GIVEN INSTRUCTION >> Repeat the listing in full, exactly as it stands.
:: EXTRACTED ENTRIES
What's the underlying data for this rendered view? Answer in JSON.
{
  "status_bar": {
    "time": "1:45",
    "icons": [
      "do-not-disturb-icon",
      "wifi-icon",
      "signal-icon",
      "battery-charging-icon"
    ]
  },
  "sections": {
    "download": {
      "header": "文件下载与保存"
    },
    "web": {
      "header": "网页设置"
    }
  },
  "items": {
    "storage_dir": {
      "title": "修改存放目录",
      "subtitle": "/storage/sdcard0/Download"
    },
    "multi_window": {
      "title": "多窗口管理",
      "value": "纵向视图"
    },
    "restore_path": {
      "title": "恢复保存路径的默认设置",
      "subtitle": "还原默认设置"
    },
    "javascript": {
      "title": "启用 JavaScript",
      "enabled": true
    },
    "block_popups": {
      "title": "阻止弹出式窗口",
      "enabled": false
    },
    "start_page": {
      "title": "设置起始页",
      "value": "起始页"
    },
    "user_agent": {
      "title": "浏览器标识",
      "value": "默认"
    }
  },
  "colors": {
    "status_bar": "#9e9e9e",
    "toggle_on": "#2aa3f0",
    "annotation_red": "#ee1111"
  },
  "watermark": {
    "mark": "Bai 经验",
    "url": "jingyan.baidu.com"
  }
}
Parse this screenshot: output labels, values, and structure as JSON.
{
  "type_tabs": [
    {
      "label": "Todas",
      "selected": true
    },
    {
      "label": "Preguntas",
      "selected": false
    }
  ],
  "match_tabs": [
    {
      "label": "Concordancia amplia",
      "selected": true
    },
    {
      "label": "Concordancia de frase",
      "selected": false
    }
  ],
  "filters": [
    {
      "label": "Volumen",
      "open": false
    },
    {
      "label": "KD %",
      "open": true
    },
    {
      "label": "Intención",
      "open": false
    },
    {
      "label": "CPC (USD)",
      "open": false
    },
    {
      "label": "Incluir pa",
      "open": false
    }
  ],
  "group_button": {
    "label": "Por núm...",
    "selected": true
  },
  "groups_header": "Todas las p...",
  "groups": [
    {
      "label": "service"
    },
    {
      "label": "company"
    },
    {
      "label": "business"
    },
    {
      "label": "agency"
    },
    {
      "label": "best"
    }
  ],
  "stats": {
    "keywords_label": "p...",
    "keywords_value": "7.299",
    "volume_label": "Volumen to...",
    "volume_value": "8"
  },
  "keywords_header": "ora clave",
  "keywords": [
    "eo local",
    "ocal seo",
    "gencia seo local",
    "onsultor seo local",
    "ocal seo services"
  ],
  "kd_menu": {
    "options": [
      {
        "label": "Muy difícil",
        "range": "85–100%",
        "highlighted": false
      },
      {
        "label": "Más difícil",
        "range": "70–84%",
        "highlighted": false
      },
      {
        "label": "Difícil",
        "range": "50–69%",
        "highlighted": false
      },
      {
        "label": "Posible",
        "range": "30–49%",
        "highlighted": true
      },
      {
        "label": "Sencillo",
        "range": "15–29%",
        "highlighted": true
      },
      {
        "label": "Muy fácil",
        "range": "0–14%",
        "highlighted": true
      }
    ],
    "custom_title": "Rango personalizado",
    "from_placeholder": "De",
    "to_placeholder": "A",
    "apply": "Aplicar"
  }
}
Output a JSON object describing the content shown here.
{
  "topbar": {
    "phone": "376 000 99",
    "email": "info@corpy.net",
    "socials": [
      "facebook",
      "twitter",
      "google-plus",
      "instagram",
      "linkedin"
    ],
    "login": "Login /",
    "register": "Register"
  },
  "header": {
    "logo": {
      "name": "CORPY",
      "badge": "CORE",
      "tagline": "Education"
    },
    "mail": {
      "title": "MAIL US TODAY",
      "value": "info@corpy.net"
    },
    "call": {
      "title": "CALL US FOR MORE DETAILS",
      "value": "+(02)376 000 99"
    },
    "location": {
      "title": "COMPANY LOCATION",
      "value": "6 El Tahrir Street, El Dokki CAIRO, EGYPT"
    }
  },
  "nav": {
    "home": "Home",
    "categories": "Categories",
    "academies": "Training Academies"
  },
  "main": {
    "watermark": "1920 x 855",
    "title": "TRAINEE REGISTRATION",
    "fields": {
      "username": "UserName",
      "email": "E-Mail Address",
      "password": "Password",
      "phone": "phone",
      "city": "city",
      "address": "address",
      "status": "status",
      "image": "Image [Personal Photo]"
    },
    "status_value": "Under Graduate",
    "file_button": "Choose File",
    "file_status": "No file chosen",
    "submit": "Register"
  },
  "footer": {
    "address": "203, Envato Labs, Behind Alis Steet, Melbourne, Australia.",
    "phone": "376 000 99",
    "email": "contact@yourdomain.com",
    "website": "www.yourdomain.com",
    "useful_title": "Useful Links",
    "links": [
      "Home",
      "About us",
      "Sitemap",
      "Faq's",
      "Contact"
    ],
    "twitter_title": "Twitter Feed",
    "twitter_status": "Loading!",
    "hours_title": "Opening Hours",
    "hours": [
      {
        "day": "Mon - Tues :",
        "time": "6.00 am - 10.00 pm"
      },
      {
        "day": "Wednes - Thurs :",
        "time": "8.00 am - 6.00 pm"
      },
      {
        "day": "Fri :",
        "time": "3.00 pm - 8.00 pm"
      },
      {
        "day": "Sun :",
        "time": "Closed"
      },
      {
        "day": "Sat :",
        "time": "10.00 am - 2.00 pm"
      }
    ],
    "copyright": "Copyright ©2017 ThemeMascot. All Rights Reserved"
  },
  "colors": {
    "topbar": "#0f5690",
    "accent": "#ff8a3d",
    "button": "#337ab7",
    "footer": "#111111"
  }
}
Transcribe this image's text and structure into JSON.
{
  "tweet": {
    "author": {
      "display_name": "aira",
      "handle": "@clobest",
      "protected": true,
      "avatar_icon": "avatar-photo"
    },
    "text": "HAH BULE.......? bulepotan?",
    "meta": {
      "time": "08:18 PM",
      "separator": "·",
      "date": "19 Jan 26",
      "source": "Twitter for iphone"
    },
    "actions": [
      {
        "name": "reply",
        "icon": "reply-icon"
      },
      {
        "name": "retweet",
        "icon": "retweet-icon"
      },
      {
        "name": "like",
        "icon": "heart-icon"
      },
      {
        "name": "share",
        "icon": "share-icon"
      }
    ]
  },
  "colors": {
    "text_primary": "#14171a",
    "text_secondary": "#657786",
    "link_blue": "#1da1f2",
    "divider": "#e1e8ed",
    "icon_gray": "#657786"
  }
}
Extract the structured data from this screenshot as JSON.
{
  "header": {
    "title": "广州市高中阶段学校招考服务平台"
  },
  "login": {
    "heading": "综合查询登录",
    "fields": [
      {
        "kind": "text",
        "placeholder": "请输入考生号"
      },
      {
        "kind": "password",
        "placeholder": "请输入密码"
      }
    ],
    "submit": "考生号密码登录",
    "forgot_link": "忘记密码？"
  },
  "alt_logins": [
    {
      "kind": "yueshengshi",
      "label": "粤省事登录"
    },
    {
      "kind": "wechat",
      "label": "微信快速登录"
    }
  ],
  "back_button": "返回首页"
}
::::
ANSWER >>
What's the underlying data for this rendered view? Answer in JSON.
{
  "status_bar": {
    "time": "1:45",
    "icons": [
      "do-not-disturb-icon",
      "wifi-icon",
      "signal-icon",
      "battery-charging-icon"
    ]
  },
  "sections": {
    "download": {
      "header": "文件下载与保存"
    },
    "web": {
      "header": "网页设置"
    }
  },
  "items": {
    "storage_dir": {
      "title": "修改存放目录",
      "subtitle": "/storage/sdcard0/Download"
    },
    "multi_window": {
      "title": "多窗口管理",
      "value": "纵向视图"
    },
    "restore_path": {
      "title": "恢复保存路径的默认设置",
      "subtitle": "还原默认设置"
    },
    "javascript": {
      "title": "启用 JavaScript",
      "enabled": true
    },
    "block_popups": {
      "title": "阻止弹出式窗口",
      "enabled": false
    },
    "start_page": {
      "title": "设置起始页",
      "value": "起始页"
    },
    "user_agent": {
      "title": "浏览器标识",
      "value": "默认"
    }
  },
  "colors": {
    "status_bar": "#9e9e9e",
    "toggle_on": "#2aa3f0",
    "annotation_red": "#ee1111"
  },
  "watermark": {
    "mark": "Bai 经验",
    "url": "jingyan.baidu.com"
  }
}
Parse this screenshot: output labels, values, and structure as JSON.
{
  "type_tabs": [
    {
      "label": "Todas",
      "selected": true
    },
    {
      "label": "Preguntas",
      "selected": false
    }
  ],
  "match_tabs": [
    {
      "label": "Concordancia amplia",
      "selected": true
    },
    {
      "label": "Concordancia de frase",
      "selected": false
    }
  ],
  "filters": [
    {
      "label": "Volumen",
      "open": false
    },
    {
      "label": "KD %",
      "open": true
    },
    {
      "label": "Intención",
      "open": false
    },
    {
      "label": "CPC (USD)",
      "open": false
    },
    {
      "label": "Incluir pa",
      "open": false
    }
  ],
  "group_button": {
    "label": "Por núm...",
    "selected": true
  },
  "groups_header": "Todas las p...",
  "groups": [
    {
      "label": "service"
    },
    {
      "label": "company"
    },
    {
      "label": "business"
    },
    {
      "label": "agency"
    },
    {
      "label": "best"
    }
  ],
  "stats": {
    "keywords_label": "p...",
    "keywords_value": "7.299",
    "volume_label": "Volumen to...",
    "volume_value": "8"
  },
  "keywords_header": "ora clave",
  "keywords": [
    "eo local",
    "ocal seo",
    "gencia seo local",
    "onsultor seo local",
    "ocal seo services"
  ],
  "kd_menu": {
    "options": [
      {
        "label": "Muy difícil",
        "range": "85–100%",
        "highlighted": false
      },
      {
        "label": "Más difícil",
        "range": "70–84%",
        "highlighted": false
      },
      {
        "label": "Difícil",
        "range": "50–69%",
        "highlighted": false
      },
      {
        "label": "Posible",
        "range": "30–49%",
        "highlighted": true
      },
      {
        "label": "Sencillo",
        "range": "15–29%",
        "highlighted": true
      },
      {
        "label": "Muy fácil",
        "range": "0–14%",
        "highlighted": true
      }
    ],
    "custom_title": "Rango personalizado",
    "from_placeholder": "De",
    "to_placeholder": "A",
    "apply": "Aplicar"
  }
}
Output a JSON object describing the content shown here.
{
  "topbar": {
    "phone": "376 000 99",
    "email": "info@corpy.net",
    "socials": [
      "facebook",
      "twitter",
      "google-plus",
      "instagram",
      "linkedin"
    ],
    "login": "Login /",
    "register": "Register"
  },
  "header": {
    "logo": {
      "name": "CORPY",
      "badge": "CORE",
      "tagline": "Education"
    },
    "mail": {
      "title": "MAIL US TODAY",
      "value": "info@corpy.net"
    },
    "call": {
      "title": "CALL US FOR MORE DETAILS",
      "value": "+(02)376 000 99"
    },
    "location": {
      "title": "COMPANY LOCATION",
      "value": "6 El Tahrir Street, El Dokki CAIRO, EGYPT"
    }
  },
  "nav": {
    "home": "Home",
    "categories": "Categories",
    "academies": "Training Academies"
  },
  "main": {
    "watermark": "1920 x 855",
    "title": "TRAINEE REGISTRATION",
    "fields": {
      "username": "UserName",
      "email": "E-Mail Address",
      "password": "Password",
      "phone": "phone",
      "city": "city",
      "address": "address",
      "status": "status",
      "image": "Image [Personal Photo]"
    },
    "status_value": "Under Graduate",
    "file_button": "Choose File",
    "file_status": "No file chosen",
    "submit": "Register"
  },
  "footer": {
    "address": "203, Envato Labs, Behind Alis Steet, Melbourne, Australia.",
    "phone": "376 000 99",
    "email": "contact@yourdomain.com",
    "website": "www.yourdomain.com",
    "useful_title": "Useful Links",
    "links": [
      "Home",
      "About us",
      "Sitemap",
      "Faq's",
      "Contact"
    ],
    "twitter_title": "Twitter Feed",
    "twitter_status": "Loading!",
    "hours_title": "Opening Hours",
    "hours": [
      {
        "day": "Mon - Tues :",
        "time": "6.00 am - 10.00 pm"
      },
      {
        "day": "Wednes - Thurs :",
        "time": "8.00 am - 6.00 pm"
      },
      {
        "day": "Fri :",
        "time": "3.00 pm - 8.00 pm"
      },
      {
        "day": "Sun :",
        "time": "Closed"
      },
      {
        "day": "Sat :",
        "time": "10.00 am - 2.00 pm"
      }
    ],
    "copyright": "Copyright ©2017 ThemeMascot. All Rights Reserved"
  },
  "colors": {
    "topbar": "#0f5690",
    "accent": "#ff8a3d",
    "button": "#337ab7",
    "footer": "#111111"
  }
}
Transcribe this image's text and structure into JSON.
{
  "tweet": {
    "author": {
      "display_name": "aira",
      "handle": "@clobest",
      "protected": true,
      "avatar_icon": "avatar-photo"
    },
    "text": "HAH BULE.......? bulepotan?",
    "meta": {
      "time": "08:18 PM",
      "separator": "·",
      "date": "19 Jan 26",
      "source": "Twitter for iphone"
    },
    "actions": [
      {
        "name": "reply",
        "icon": "reply-icon"
      },
      {
        "name": "retweet",
        "icon": "retweet-icon"
      },
      {
        "name": "like",
        "icon": "heart-icon"
      },
      {
        "name": "share",
        "icon": "share-icon"
      }
    ]
  },
  "colors": {
    "text_primary": "#14171a",
    "text_secondary": "#657786",
    "link_blue": "#1da1f2",
    "divider": "#e1e8ed",
    "icon_gray": "#657786"
  }
}
Extract the structured data from this screenshot as JSON.
{
  "header": {
    "title": "广州市高中阶段学校招考服务平台"
  },
  "login": {
    "heading": "综合查询登录",
    "fields": [
      {
        "kind": "text",
        "placeholder": "请输入考生号"
      },
      {
        "kind": "password",
        "placeholder": "请输入密码"
      }
    ],
    "submit": "考生号密码登录",
    "forgot_link": "忘记密码？"
  },
  "alt_logins": [
    {
      "kind": "yueshengshi",
      "label": "粤省事登录"
    },
    {
      "kind": "wechat",
      "label": "微信快速登录"
    }
  ],
  "back_button": "返回首页"
}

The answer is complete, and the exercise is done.